→ **OBJECTIVE**: In the listing below, locate the lines bearing the word "cumulatifs". Copy every one of them.
/---
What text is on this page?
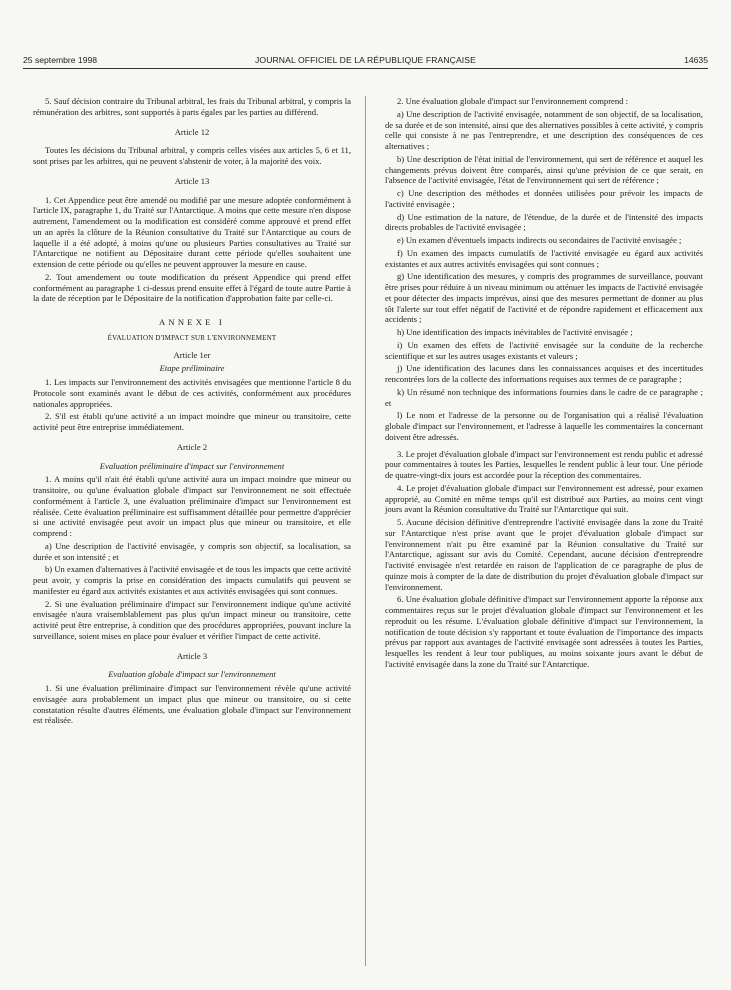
25 septembre 1998	JOURNAL OFFICIEL DE LA RÉPUBLIQUE FRANÇAISE	14635

5. Sauf décision contraire du Tribunal arbitral, les frais du Tribunal arbitral, y compris la rémunération des arbitres, sont supportés à parts égales par les parties au différend.

Article 12

Toutes les décisions du Tribunal arbitral, y compris celles visées aux articles 5, 6 et 11, sont prises par les arbitres, qui ne peuvent s'abstenir de voter, à la majorité des voix.

Article 13

1. Cet Appendice peut être amendé ou modifié par une mesure adoptée conformément à l'article IX, paragraphe 1, du Traité sur l'Antarctique. A moins que cette mesure n'en dispose autrement, l'amendement ou la modification est considéré comme approuvé et prend effet un an après la clôture de la Réunion consultative du Traité sur l'Antarctique au cours de laquelle il a été adopté, à moins qu'une ou plusieurs Parties consultatives au Traité sur l'Antarctique ne notifient au Dépositaire durant cette période qu'elles souhaitent une extension de cette période ou qu'elles ne peuvent approuver la mesure en cause.

2. Tout amendement ou toute modification du présent Appendice qui prend effet conformément au paragraphe 1 ci-dessus prend ensuite effet à l'égard de toute autre Partie à la date de réception par le Dépositaire de la notification d'approbation faite par celle-ci.

ANNEXE I

ÉVALUATION D'IMPACT SUR L'ENVIRONNEMENT

Article 1er

Etape préliminaire

1. Les impacts sur l'environnement des activités envisagées que mentionne l'article 8 du Protocole sont examinés avant le début de ces activités, conformément aux procédures nationales appropriées.

2. S'il est établi qu'une activité a un impact moindre que mineur ou transitoire, cette activité peut être entreprise immédiatement.

Article 2

Evaluation préliminaire d'impact sur l'environnement

1. A moins qu'il n'ait été établi qu'une activité aura un impact moindre que mineur ou transitoire, ou qu'une évaluation globale d'impact sur l'environnement ne soit effectuée conformément à l'article 3, une évaluation préliminaire d'impact sur l'environnement est réalisée. Cette évaluation préliminaire est suffisamment détaillée pour permettre d'apprécier si une activité envisagée peut avoir un impact plus que mineur ou transitoire, et elle comprend :

a) Une description de l'activité envisagée, y compris son objectif, sa localisation, sa durée et son intensité ; et

b) Un examen d'alternatives à l'activité envisagée et de tous les impacts que cette activité peut avoir, y compris la prise en considération des impacts cumulatifs qui peuvent se manifester eu égard aux activités existantes et aux activités envisagées qui sont connues.

2. Si une évaluation préliminaire d'impact sur l'environnement indique qu'une activité envisagée n'aura vraisemblablement pas plus qu'un impact mineur ou transitoire, cette activité peut être entreprise, à condition que des procédures appropriées, pouvant inclure la surveillance, soient mises en place pour évaluer et vérifier l'impact de cette activité.

Article 3

Evaluation globale d'impact sur l'environnement

1. Si une évaluation préliminaire d'impact sur l'environnement révèle qu'une activité envisagée aura probablement un impact plus que mineur ou transitoire, ou si cette constatation résulte d'autres éléments, une évaluation globale d'impact sur l'environnement est réalisée.

2. Une évaluation globale d'impact sur l'environnement comprend :

a) Une description de l'activité envisagée, notamment de son objectif, de sa localisation, de sa durée et de son intensité, ainsi que des alternatives possibles à cette activité, y compris celle qui consiste à ne pas l'entreprendre, et une description des conséquences de ces alternatives ;

b) Une description de l'état initial de l'environnement, qui sert de référence et auquel les changements prévus doivent être comparés, ainsi qu'une prévision de ce que serait, en l'absence de l'activité envisagée, l'état de l'environnement qui sert de référence ;

c) Une description des méthodes et données utilisées pour prévoir les impacts de l'activité envisagée ;

d) Une estimation de la nature, de l'étendue, de la durée et de l'intensité des impacts directs probables de l'activité envisagée ;

e) Un examen d'éventuels impacts indirects ou secondaires de l'activité envisagée ;

f) Un examen des impacts cumulatifs de l'activité envisagée eu égard aux activités existantes et aux autres activités envisagées qui sont connues ;

g) Une identification des mesures, y compris des programmes de surveillance, pouvant être prises pour réduire à un niveau minimum ou atténuer les impacts de l'activité envisagée et pour détecter des impacts imprévus, ainsi que des mesures permettant de donner au plus tôt l'alerte sur tout effet négatif de l'activité et de répondre rapidement et efficacement aux accidents ;

h) Une identification des impacts inévitables de l'activité envisagée ;

i) Un examen des effets de l'activité envisagée sur la conduite de la recherche scientifique et sur les autres usages existants et valeurs ;

j) Une identification des lacunes dans les connaissances acquises et des incertitudes rencontrées lors de la collecte des informations requises aux termes de ce paragraphe ;

k) Un résumé non technique des informations fournies dans le cadre de ce paragraphe ; et

l) Le nom et l'adresse de la personne ou de l'organisation qui a réalisé l'évaluation globale d'impact sur l'environnement, et l'adresse à laquelle les commentaires la concernant doivent être adressés.

3. Le projet d'évaluation globale d'impact sur l'environnement est rendu public et adressé pour commentaires à toutes les Parties, lesquelles le rendent public à leur tour. Une période de quatre-vingt-dix jours est accordée pour la réception des commentaires.

4. Le projet d'évaluation globale d'impact sur l'environnement est adressé, pour examen approprié, au Comité en même temps qu'il est distribué aux Parties, au moins cent vingt jours avant la Réunion consultative du Traité sur l'Antarctique qui suit.

5. Aucune décision définitive d'entreprendre l'activité envisagée dans la zone du Traité sur l'Antarctique n'est prise avant que le projet d'évaluation globale d'impact sur l'environnement n'ait pu être examiné par la Réunion consultative du Traité sur l'Antarctique, agissant sur avis du Comité. Cependant, aucune décision d'entreprendre l'activité envisagée n'est retardée en raison de l'application de ce paragraphe de plus de quinze mois à compter de la date de distribution du projet d'évaluation globale d'impact sur l'environnement.

6. Une évaluation globale définitive d'impact sur l'environnement apporte la réponse aux commentaires reçus sur le projet d'évaluation globale d'impact sur l'environnement et les reproduit ou les résume. L'évaluation globale définitive d'impact sur l'environnement, la notification de toute décision s'y rapportant et toute évaluation de l'importance des impacts prévus par rapport aux avantages de l'activité envisagée sont adressées à toutes les Parties, lesquelles les rendent à leur tour publiques, au moins soixante jours avant le début de l'activité envisagée dans la zone du Traité sur l'Antarctique.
\---
→ **ANSWER TO THE EXERCISE**:
b) Un examen d'alternatives à l'activité envisagée et de tous les impacts que cette activité peut avoir, y compris la prise en considération des impacts cumulatifs qui peuvent se manifester eu égard aux activités existantes et aux activités envisagées qui sont connues.
f) Un examen des impacts cumulatifs de l'activité envisagée eu égard aux activités existantes et aux autres activités envisagées qui sont connues ;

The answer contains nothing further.